- _SET EXERCISE_: Identify the lines that include the word "label", then copy all of them.

(Stored data)
+++
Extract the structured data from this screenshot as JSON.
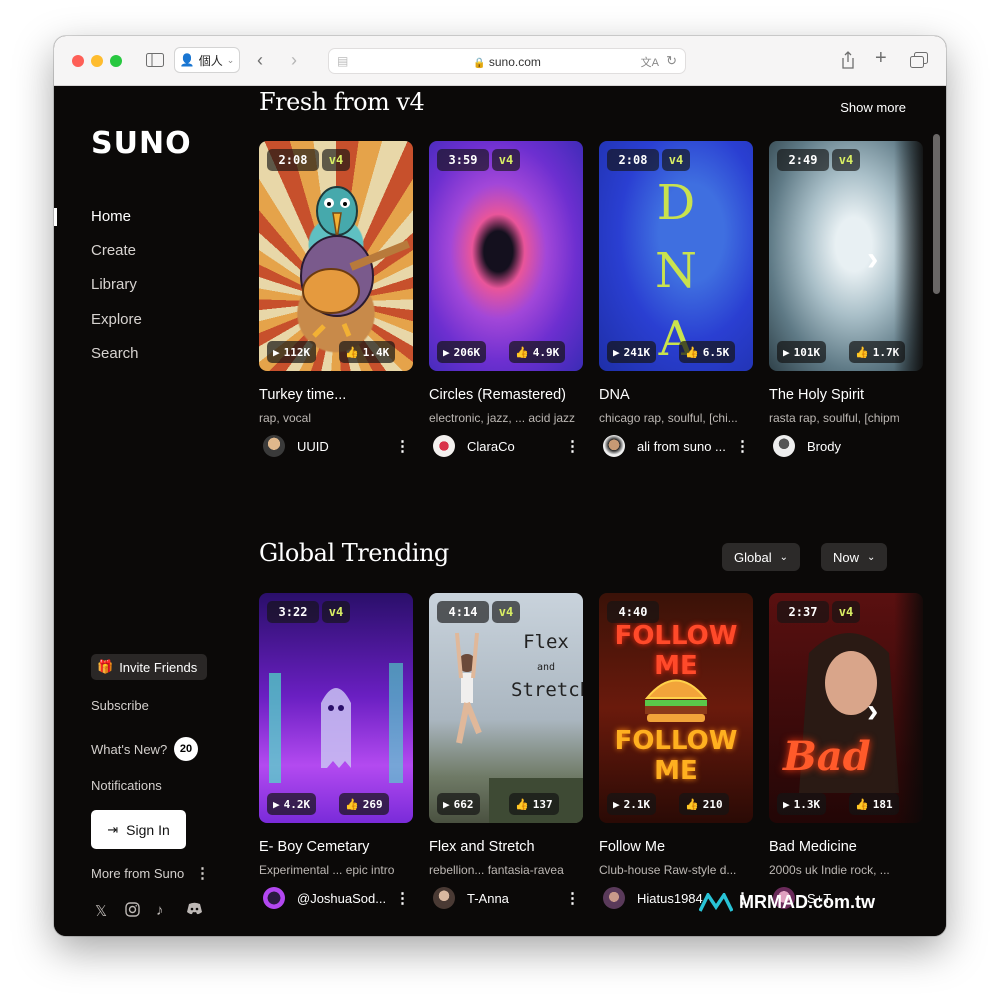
{
  "browser": {
    "profile": "個人",
    "url": "suno.com",
    "lights": {
      "close": "#fe5f57",
      "minimize": "#febc2e",
      "maximize": "#28c840"
    }
  },
  "sidebar": {
    "logo": "SUNO",
    "nav": [
      {
        "label": "Home"
      },
      {
        "label": "Create"
      },
      {
        "label": "Library"
      },
      {
        "label": "Explore"
      },
      {
        "label": "Search"
      }
    ],
    "invite": "Invite Friends",
    "subscribe": "Subscribe",
    "whats_new": "What's New?",
    "whats_new_count": "20",
    "notifications": "Notifications",
    "sign_in": "Sign In",
    "more_from": "More from Suno",
    "social_icons": [
      "x-icon",
      "instagram-icon",
      "tiktok-icon",
      "discord-icon"
    ]
  },
  "fresh": {
    "title": "Fresh from v4",
    "show_more": "Show more",
    "cards": [
      {
        "duration": "2:08",
        "version": "v4",
        "plays": "112K",
        "likes": "1.4K",
        "title": "Turkey time...",
        "tags": "rap, vocal",
        "user": "UUID"
      },
      {
        "duration": "3:59",
        "version": "v4",
        "plays": "206K",
        "likes": "4.9K",
        "title": "Circles (Remastered)",
        "tags": "electronic, jazz, ... acid jazz",
        "user": "ClaraCo"
      },
      {
        "duration": "2:08",
        "version": "v4",
        "plays": "241K",
        "likes": "6.5K",
        "title": "DNA",
        "tags": "chicago rap, soulful, [chi...",
        "user": "ali from suno ...",
        "art_text": "DNA"
      },
      {
        "duration": "2:49",
        "version": "v4",
        "plays": "101K",
        "likes": "1.7K",
        "title": "The Holy Spirit",
        "tags": "rasta rap, soulful, [chipm",
        "user": "Brody"
      }
    ]
  },
  "trending": {
    "title": "Global Trending",
    "filter_scope": "Global",
    "filter_time": "Now",
    "cards": [
      {
        "duration": "3:22",
        "version": "v4",
        "plays": "4.2K",
        "likes": "269",
        "title": "E- Boy Cemetary",
        "tags": "Experimental ... epic intro",
        "user": "@JoshuaSod..."
      },
      {
        "duration": "4:14",
        "version": "v4",
        "plays": "662",
        "likes": "137",
        "title": "Flex and Stretch",
        "tags": "rebellion... fantasia-ravea",
        "user": "T-Anna",
        "art_text": "Flex and Stretch"
      },
      {
        "duration": "4:40",
        "version": "",
        "plays": "2.1K",
        "likes": "210",
        "title": "Follow Me",
        "tags": "Club-house Raw-style d...",
        "user": "Hiatus1984",
        "art_text": "FOLLOW ME"
      },
      {
        "duration": "2:37",
        "version": "v4",
        "plays": "1.3K",
        "likes": "181",
        "title": "Bad Medicine",
        "tags": "2000s uk Indie rock, ...",
        "user": "S+T",
        "art_text": "Bad"
      }
    ]
  },
  "watermark": "MRMAD.com.tw"
}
+++
- _TASK ANSWER_:
        "label": "Home"
        "label": "Create"
        "label": "Library"
        "label": "Explore"
        "label": "Search"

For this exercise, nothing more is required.